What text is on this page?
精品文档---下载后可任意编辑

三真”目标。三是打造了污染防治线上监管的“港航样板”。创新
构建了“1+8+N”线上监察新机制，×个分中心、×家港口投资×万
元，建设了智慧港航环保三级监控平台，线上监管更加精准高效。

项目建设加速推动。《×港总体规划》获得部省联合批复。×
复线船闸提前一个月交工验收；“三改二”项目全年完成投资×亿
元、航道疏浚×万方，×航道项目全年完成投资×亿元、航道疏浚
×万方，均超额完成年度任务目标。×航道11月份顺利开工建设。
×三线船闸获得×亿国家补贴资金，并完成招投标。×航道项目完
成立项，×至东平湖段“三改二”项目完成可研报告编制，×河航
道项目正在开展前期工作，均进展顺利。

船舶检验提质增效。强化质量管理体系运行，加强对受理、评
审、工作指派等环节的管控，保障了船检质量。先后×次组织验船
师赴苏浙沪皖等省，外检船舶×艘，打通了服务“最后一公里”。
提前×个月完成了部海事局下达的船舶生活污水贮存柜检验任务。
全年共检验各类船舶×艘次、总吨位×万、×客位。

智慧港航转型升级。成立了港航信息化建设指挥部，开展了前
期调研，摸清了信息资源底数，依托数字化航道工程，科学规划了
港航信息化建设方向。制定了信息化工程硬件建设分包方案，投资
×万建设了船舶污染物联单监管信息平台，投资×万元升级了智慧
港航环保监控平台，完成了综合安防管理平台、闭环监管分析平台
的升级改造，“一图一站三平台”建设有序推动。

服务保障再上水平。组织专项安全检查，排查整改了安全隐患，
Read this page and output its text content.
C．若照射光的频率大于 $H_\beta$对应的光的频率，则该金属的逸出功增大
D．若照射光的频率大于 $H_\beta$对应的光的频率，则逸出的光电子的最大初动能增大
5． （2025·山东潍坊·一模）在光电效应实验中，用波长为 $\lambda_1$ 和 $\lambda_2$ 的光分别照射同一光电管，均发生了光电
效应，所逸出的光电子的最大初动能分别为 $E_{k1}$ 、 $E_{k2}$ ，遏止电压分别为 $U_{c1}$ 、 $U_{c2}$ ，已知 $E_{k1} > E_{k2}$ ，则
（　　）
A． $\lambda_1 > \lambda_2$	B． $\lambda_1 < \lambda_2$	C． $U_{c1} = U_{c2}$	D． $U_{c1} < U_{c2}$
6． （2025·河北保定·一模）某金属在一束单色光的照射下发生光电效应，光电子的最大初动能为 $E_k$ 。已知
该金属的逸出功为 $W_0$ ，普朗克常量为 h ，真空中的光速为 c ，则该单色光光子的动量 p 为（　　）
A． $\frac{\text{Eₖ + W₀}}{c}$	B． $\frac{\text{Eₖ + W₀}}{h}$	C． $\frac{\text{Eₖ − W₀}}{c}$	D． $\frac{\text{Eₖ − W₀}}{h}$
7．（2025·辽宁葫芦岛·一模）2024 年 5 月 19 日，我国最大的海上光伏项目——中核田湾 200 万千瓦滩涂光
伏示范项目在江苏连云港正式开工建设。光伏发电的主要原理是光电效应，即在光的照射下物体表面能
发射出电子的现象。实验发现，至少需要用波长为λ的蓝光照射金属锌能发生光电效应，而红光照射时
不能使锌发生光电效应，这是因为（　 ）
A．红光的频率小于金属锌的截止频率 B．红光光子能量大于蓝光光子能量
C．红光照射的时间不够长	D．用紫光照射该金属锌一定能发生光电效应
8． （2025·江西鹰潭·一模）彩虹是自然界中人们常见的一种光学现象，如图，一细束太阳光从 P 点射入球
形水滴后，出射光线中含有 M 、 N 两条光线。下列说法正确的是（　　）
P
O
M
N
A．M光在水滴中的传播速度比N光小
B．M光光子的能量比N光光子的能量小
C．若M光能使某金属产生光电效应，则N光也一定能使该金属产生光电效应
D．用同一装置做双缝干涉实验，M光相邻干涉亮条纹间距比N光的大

# What the task asks
Above are the records; copy every line in them that holds the word "若照射光的频率大于".

# Solution to the exercise
C．若照射光的频率大于 $H_\beta$对应的光的频率，则该金属的逸出功增大
D．若照射光的频率大于 $H_\beta$对应的光的频率，则逸出的光电子的最大初动能增大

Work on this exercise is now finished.